Your objective: Reproduce all records exactly.

Collection entries
—————
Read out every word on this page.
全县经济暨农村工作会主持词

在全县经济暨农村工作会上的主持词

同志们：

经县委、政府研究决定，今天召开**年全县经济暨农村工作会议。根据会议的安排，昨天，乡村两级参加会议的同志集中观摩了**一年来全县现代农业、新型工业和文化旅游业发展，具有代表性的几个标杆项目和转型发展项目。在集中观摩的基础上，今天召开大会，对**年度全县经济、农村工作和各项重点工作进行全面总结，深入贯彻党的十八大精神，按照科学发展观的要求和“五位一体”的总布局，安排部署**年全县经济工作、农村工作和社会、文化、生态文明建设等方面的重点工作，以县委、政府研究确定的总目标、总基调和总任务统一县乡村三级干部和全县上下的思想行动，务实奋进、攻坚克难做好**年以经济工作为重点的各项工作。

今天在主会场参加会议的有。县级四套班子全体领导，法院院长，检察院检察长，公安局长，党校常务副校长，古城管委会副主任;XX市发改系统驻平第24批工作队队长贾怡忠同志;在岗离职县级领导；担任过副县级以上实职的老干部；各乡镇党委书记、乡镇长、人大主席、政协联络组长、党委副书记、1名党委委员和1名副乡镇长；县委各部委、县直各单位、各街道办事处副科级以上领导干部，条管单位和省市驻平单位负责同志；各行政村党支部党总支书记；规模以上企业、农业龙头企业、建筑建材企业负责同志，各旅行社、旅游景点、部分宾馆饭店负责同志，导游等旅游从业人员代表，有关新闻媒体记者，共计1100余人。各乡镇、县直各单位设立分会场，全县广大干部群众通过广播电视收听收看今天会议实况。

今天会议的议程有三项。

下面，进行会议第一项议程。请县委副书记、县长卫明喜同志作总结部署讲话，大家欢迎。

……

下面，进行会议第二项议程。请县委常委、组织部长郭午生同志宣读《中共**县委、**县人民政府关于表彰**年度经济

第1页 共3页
—————
Complete answer:
Read out every word on this page.
全县经济暨农村工作会主持词

在全县经济暨农村工作会上的主持词

同志们：

经县委、政府研究决定，今天召开**年全县经济暨农村工作会议。根据会议的安排，昨天，乡村两级参加会议的同志集中观摩了**一年来全县现代农业、新型工业和文化旅游业发展，具有代表性的几个标杆项目和转型发展项目。在集中观摩的基础上，今天召开大会，对**年度全县经济、农村工作和各项重点工作进行全面总结，深入贯彻党的十八大精神，按照科学发展观的要求和“五位一体”的总布局，安排部署**年全县经济工作、农村工作和社会、文化、生态文明建设等方面的重点工作，以县委、政府研究确定的总目标、总基调和总任务统一县乡村三级干部和全县上下的思想行动，务实奋进、攻坚克难做好**年以经济工作为重点的各项工作。

今天在主会场参加会议的有。县级四套班子全体领导，法院院长，检察院检察长，公安局长，党校常务副校长，古城管委会副主任;XX市发改系统驻平第24批工作队队长贾怡忠同志;在岗离职县级领导；担任过副县级以上实职的老干部；各乡镇党委书记、乡镇长、人大主席、政协联络组长、党委副书记、1名党委委员和1名副乡镇长；县委各部委、县直各单位、各街道办事处副科级以上领导干部，条管单位和省市驻平单位负责同志；各行政村党支部党总支书记；规模以上企业、农业龙头企业、建筑建材企业负责同志，各旅行社、旅游景点、部分宾馆饭店负责同志，导游等旅游从业人员代表，有关新闻媒体记者，共计1100余人。各乡镇、县直各单位设立分会场，全县广大干部群众通过广播电视收听收看今天会议实况。

今天会议的议程有三项。

下面，进行会议第一项议程。请县委副书记、县长卫明喜同志作总结部署讲话，大家欢迎。

……

下面，进行会议第二项议程。请县委常委、组织部长郭午生同志宣读《中共**县委、**县人民政府关于表彰**年度经济

第1页 共3页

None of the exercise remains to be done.